⟨

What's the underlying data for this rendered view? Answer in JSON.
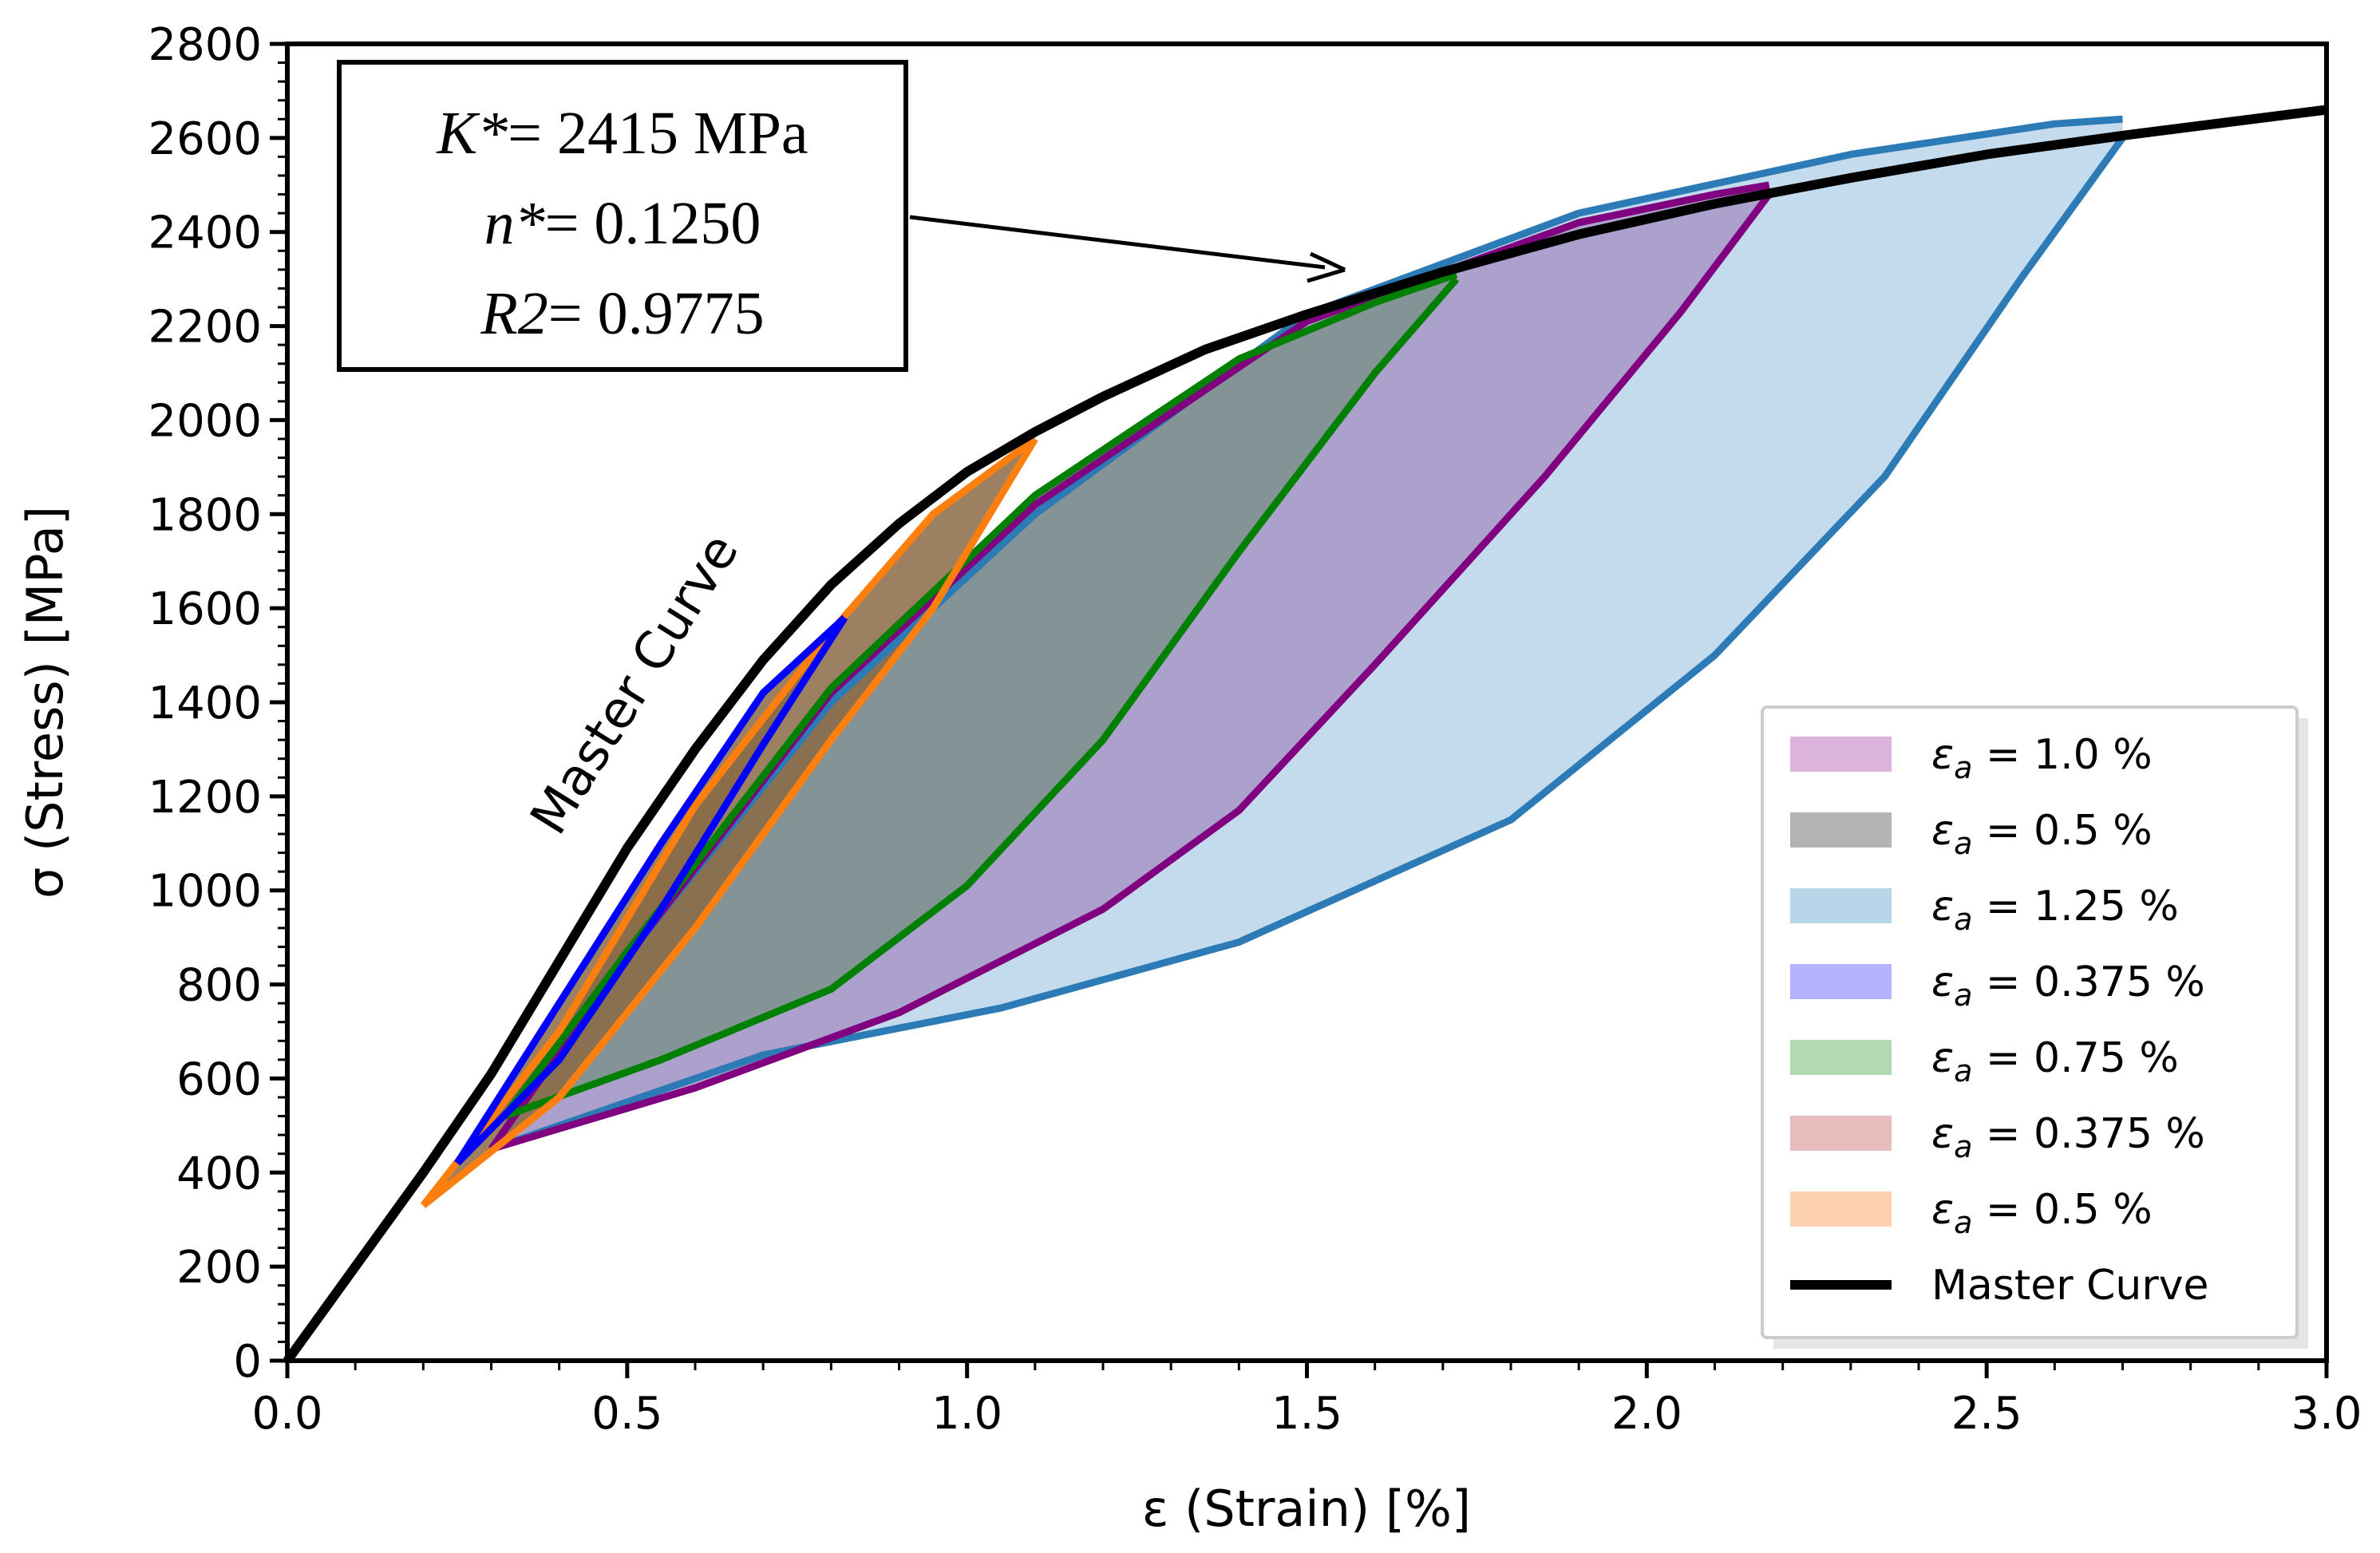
{
  "chart_data": {
    "type": "line",
    "title": "",
    "xlabel": "ε (Strain) [%]",
    "ylabel": "σ (Stress) [MPa]",
    "xlim": [
      0.0,
      3.0
    ],
    "ylim": [
      0,
      2800
    ],
    "x_ticks": [
      "0.0",
      "0.5",
      "1.0",
      "1.5",
      "2.0",
      "2.5",
      "3.0"
    ],
    "y_ticks": [
      "0",
      "200",
      "400",
      "600",
      "800",
      "1000",
      "1200",
      "1400",
      "1600",
      "1800",
      "2000",
      "2200",
      "2400",
      "2600",
      "2800"
    ],
    "annotation_box": {
      "k_label": "K*",
      "k_value": "= 2415 MPa",
      "n_label": "n*",
      "n_value": "= 0.1250",
      "r_label": "R2",
      "r_value": "= 0.9775"
    },
    "curve_label": "Master Curve",
    "master_curve": {
      "name": "Master Curve",
      "color": "#000000",
      "x": [
        0.0,
        0.1,
        0.2,
        0.3,
        0.4,
        0.5,
        0.6,
        0.7,
        0.8,
        0.9,
        1.0,
        1.1,
        1.2,
        1.35,
        1.5,
        1.7,
        1.9,
        2.1,
        2.3,
        2.5,
        2.7,
        3.0
      ],
      "y": [
        0,
        200,
        400,
        610,
        850,
        1090,
        1300,
        1490,
        1650,
        1780,
        1890,
        1975,
        2050,
        2150,
        2225,
        2315,
        2395,
        2460,
        2515,
        2565,
        2605,
        2660
      ]
    },
    "loops": [
      {
        "name": "εa = 1.25 %",
        "line_color": "#2c7bb6",
        "fill_color": "#b9d5e9",
        "upper": {
          "x": [
            0.3,
            0.5,
            0.8,
            1.1,
            1.5,
            1.9,
            2.3,
            2.6,
            2.7
          ],
          "y": [
            450,
            860,
            1400,
            1800,
            2225,
            2440,
            2565,
            2630,
            2640
          ]
        },
        "lower": {
          "x": [
            0.3,
            0.7,
            1.05,
            1.4,
            1.8,
            2.1,
            2.35,
            2.55,
            2.7
          ],
          "y": [
            450,
            650,
            750,
            890,
            1150,
            1500,
            1880,
            2300,
            2600
          ]
        }
      },
      {
        "name": "εa = 1.0 %",
        "line_color": "#800080",
        "fill_color": "#a895c8",
        "upper": {
          "x": [
            0.3,
            0.5,
            0.8,
            1.1,
            1.5,
            1.9,
            2.1,
            2.18
          ],
          "y": [
            450,
            860,
            1420,
            1820,
            2210,
            2420,
            2480,
            2500
          ]
        },
        "lower": {
          "x": [
            0.3,
            0.6,
            0.9,
            1.2,
            1.4,
            1.6,
            1.85,
            2.05,
            2.18
          ],
          "y": [
            450,
            580,
            740,
            960,
            1170,
            1480,
            1880,
            2230,
            2480
          ]
        }
      },
      {
        "name": "εa = 0.75 %",
        "line_color": "#008000",
        "fill_color": "#7c918b",
        "upper": {
          "x": [
            0.32,
            0.5,
            0.8,
            1.1,
            1.4,
            1.6,
            1.72
          ],
          "y": [
            520,
            870,
            1430,
            1840,
            2130,
            2250,
            2310
          ]
        },
        "lower": {
          "x": [
            0.32,
            0.55,
            0.8,
            1.0,
            1.2,
            1.4,
            1.6,
            1.72
          ],
          "y": [
            520,
            640,
            790,
            1010,
            1320,
            1720,
            2100,
            2300
          ]
        }
      },
      {
        "name": "εa = 0.5 %",
        "line_color": "#ff7f0e",
        "fill_color": "#8a6a45",
        "upper": {
          "x": [
            0.2,
            0.4,
            0.6,
            0.8,
            0.95,
            1.1
          ],
          "y": [
            330,
            700,
            1180,
            1550,
            1800,
            1960
          ]
        },
        "lower": {
          "x": [
            0.2,
            0.4,
            0.6,
            0.8,
            0.95,
            1.1
          ],
          "y": [
            330,
            560,
            920,
            1320,
            1600,
            1960
          ]
        }
      },
      {
        "name": "εa = 0.375 %",
        "line_color": "#0000ff",
        "fill_color": "#8a6a45",
        "upper": {
          "x": [
            0.25,
            0.4,
            0.55,
            0.7,
            0.82
          ],
          "y": [
            420,
            760,
            1100,
            1420,
            1580
          ]
        },
        "lower": {
          "x": [
            0.25,
            0.4,
            0.55,
            0.7,
            0.82
          ],
          "y": [
            420,
            640,
            960,
            1310,
            1580
          ]
        }
      }
    ],
    "legend": [
      {
        "label_main": "ε",
        "label_sub": "a",
        "label_rest": " = 1.0 %",
        "swatch": "#dcb3dc",
        "kind": "patch"
      },
      {
        "label_main": "ε",
        "label_sub": "a",
        "label_rest": " = 0.5 %",
        "swatch": "#b3b3b3",
        "kind": "patch"
      },
      {
        "label_main": "ε",
        "label_sub": "a",
        "label_rest": " = 1.25 %",
        "swatch": "#b9d5e9",
        "kind": "patch"
      },
      {
        "label_main": "ε",
        "label_sub": "a",
        "label_rest": " = 0.375 %",
        "swatch": "#b3b3ff",
        "kind": "patch"
      },
      {
        "label_main": "ε",
        "label_sub": "a",
        "label_rest": " = 0.75 %",
        "swatch": "#b3d9b3",
        "kind": "patch"
      },
      {
        "label_main": "ε",
        "label_sub": "a",
        "label_rest": " = 0.375 %",
        "swatch": "#e6bcbc",
        "kind": "patch"
      },
      {
        "label_main": "ε",
        "label_sub": "a",
        "label_rest": " = 0.5 %",
        "swatch": "#fdd0b0",
        "kind": "patch"
      },
      {
        "label_main": "Master Curve",
        "label_sub": "",
        "label_rest": "",
        "swatch": "#000000",
        "kind": "line"
      }
    ],
    "legend_position": "lower-right"
  }
}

⟩

Keep only those lines of the records that hold "name", and return them.

### [Answer to this exercise]
      "name": "Master Curve",
        "name": "εa = 1.25 %",
        "name": "εa = 1.0 %",
        "name": "εa = 0.75 %",
        "name": "εa = 0.5 %",
        "name": "εa = 0.375 %",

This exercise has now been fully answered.